■ Aim of the task: Go through the lines below. Copy those with "that".

■ Dataset extract:
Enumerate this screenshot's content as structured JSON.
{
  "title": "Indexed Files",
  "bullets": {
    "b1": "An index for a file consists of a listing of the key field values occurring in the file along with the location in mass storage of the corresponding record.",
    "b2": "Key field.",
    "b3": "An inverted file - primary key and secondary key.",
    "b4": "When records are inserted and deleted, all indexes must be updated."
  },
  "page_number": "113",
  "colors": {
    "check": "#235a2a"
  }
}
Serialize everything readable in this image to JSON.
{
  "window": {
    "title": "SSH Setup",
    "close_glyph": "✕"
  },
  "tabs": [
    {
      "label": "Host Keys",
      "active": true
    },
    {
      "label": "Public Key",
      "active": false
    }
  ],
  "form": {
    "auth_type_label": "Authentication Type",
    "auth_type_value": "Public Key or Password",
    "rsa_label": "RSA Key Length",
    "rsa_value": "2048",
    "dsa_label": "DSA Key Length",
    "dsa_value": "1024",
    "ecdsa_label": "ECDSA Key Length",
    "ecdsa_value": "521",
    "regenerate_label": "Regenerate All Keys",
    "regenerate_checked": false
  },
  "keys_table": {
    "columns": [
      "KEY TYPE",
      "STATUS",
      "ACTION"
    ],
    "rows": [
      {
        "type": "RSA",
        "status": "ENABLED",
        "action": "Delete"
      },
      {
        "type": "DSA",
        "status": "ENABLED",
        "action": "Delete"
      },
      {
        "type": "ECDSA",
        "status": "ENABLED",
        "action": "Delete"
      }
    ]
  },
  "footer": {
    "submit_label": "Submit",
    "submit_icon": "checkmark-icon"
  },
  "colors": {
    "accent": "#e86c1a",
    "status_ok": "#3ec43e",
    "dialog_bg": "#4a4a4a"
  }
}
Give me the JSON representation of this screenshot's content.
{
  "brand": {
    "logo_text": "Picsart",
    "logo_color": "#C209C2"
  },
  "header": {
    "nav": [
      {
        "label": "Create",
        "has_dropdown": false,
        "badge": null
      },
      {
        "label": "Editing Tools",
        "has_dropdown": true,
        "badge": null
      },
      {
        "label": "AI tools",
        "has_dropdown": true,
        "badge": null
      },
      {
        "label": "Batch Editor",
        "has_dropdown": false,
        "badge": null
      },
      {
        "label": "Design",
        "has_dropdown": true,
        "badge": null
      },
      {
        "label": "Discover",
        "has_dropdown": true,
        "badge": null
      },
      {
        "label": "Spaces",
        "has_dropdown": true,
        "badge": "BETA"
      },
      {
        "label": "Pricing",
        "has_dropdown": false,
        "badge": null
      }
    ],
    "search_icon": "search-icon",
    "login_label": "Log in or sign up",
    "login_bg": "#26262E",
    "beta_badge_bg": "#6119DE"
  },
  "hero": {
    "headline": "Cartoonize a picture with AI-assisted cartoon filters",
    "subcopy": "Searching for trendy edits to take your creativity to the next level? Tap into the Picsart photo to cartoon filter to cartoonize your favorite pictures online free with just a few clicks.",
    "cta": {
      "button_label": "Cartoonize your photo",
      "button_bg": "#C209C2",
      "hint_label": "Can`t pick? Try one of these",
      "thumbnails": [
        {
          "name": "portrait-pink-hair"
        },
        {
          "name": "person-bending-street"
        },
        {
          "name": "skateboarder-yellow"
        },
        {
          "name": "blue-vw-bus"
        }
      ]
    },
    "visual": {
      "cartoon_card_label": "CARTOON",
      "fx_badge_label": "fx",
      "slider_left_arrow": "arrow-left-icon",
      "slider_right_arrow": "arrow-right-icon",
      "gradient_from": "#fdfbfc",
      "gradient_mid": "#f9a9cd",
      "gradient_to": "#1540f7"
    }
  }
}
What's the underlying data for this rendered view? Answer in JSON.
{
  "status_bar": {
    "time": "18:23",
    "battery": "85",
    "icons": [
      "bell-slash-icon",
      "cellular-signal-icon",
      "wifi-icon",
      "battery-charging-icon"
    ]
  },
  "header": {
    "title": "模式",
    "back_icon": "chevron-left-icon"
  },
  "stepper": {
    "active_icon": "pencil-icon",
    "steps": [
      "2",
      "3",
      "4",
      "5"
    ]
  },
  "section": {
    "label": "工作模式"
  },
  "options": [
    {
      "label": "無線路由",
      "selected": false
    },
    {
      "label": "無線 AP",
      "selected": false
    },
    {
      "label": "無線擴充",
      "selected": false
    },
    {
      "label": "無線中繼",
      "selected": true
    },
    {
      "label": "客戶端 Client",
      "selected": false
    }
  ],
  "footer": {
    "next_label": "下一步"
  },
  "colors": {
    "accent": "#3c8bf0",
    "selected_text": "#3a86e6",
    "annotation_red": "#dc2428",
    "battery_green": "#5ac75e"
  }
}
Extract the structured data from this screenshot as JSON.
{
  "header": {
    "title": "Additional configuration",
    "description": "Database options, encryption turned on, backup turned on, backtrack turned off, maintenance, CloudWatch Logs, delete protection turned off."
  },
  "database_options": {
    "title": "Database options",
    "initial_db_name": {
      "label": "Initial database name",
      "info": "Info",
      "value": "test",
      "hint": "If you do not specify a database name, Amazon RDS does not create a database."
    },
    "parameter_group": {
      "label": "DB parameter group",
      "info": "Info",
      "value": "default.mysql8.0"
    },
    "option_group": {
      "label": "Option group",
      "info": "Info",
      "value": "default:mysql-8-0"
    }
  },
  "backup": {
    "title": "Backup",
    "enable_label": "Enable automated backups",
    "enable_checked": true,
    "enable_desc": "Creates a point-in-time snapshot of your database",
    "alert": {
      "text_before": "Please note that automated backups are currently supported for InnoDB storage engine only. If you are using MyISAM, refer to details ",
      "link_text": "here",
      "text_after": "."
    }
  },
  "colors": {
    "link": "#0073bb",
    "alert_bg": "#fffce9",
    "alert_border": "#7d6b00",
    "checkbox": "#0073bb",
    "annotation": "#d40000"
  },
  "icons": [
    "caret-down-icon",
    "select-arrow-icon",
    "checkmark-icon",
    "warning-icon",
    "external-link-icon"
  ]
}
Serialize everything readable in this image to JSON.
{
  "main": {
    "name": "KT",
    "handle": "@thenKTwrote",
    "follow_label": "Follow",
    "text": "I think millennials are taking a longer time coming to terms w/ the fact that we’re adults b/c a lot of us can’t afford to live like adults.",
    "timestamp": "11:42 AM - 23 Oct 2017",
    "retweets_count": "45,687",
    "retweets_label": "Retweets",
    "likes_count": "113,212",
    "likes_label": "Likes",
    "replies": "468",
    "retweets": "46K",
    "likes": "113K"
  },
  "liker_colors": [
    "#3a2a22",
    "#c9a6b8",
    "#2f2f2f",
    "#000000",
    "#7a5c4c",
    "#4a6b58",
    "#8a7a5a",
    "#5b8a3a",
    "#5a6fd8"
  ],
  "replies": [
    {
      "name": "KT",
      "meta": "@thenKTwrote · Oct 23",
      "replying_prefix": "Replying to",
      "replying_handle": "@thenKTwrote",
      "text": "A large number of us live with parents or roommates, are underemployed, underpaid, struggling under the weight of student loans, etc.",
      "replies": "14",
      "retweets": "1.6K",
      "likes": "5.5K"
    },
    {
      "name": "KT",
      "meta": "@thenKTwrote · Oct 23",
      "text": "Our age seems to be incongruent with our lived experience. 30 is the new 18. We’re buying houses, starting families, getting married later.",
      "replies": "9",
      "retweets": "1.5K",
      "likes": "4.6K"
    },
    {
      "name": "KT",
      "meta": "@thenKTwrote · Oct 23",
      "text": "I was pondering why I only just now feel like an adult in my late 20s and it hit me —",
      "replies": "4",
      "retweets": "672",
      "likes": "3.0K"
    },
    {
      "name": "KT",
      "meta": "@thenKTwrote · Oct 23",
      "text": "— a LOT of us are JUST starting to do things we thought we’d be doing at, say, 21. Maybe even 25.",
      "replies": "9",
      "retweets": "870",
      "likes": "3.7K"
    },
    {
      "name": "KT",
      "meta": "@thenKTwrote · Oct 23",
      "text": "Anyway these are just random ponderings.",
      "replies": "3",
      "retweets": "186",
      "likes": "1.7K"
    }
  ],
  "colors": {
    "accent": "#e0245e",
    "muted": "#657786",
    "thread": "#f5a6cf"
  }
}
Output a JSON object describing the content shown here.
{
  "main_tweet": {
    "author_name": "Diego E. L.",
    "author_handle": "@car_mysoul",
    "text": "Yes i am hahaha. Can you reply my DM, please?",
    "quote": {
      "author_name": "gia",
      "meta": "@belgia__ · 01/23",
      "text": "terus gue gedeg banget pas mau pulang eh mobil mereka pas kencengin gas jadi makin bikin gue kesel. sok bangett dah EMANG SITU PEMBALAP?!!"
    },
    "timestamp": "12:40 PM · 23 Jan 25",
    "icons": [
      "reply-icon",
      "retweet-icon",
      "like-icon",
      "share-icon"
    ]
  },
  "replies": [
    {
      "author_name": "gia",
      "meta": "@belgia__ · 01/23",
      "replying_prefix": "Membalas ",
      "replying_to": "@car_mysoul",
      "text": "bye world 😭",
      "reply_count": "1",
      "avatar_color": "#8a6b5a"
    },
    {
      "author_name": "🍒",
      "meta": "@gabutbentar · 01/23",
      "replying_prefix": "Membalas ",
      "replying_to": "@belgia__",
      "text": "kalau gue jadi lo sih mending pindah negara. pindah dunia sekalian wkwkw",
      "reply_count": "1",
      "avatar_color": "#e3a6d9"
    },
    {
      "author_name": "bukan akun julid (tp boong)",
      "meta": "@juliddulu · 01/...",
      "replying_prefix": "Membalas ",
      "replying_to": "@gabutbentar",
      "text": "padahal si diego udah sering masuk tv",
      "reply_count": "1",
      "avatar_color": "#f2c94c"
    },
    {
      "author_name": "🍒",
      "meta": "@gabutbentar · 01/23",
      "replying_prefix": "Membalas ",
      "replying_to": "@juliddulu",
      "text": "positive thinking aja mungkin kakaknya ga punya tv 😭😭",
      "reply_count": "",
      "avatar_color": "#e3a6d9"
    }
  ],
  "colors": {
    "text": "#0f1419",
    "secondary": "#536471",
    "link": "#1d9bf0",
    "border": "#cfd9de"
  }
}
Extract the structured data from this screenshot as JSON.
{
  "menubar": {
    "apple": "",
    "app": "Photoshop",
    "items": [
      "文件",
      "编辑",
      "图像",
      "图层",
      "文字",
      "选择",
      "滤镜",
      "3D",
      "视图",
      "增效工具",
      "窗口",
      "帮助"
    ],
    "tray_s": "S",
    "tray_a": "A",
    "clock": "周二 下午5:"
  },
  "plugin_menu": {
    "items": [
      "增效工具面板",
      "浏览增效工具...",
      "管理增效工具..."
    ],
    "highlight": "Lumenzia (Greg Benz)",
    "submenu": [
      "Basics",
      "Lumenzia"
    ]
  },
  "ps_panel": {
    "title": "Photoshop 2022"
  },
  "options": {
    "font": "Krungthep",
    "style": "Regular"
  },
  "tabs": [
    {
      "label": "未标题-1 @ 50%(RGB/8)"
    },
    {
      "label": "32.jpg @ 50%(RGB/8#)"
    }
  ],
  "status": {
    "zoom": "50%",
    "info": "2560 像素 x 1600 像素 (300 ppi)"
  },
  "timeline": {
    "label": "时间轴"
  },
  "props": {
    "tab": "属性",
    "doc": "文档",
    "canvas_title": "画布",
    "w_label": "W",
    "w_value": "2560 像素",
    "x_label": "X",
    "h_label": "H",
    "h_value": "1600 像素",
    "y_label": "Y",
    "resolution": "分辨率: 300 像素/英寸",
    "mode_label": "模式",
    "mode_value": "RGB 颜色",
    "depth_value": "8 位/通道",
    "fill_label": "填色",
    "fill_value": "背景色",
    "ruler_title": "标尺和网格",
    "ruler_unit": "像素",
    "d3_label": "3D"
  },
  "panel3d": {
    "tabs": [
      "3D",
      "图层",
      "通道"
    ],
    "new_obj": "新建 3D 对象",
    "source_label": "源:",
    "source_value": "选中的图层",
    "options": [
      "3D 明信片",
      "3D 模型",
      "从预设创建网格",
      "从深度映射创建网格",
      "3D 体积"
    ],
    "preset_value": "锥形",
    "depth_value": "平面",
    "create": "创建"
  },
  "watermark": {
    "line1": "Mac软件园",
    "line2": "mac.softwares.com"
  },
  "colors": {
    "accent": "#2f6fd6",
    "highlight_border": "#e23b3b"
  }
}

■ Reply:
      "text_before": "Please note that automated backups are currently supported for InnoDB storage engine only. If you are using MyISAM, refer to details ",
    "text": "I think millennials are taking a longer time coming to terms w/ the fact that we’re adults b/c a lot of us can’t afford to live like adults.",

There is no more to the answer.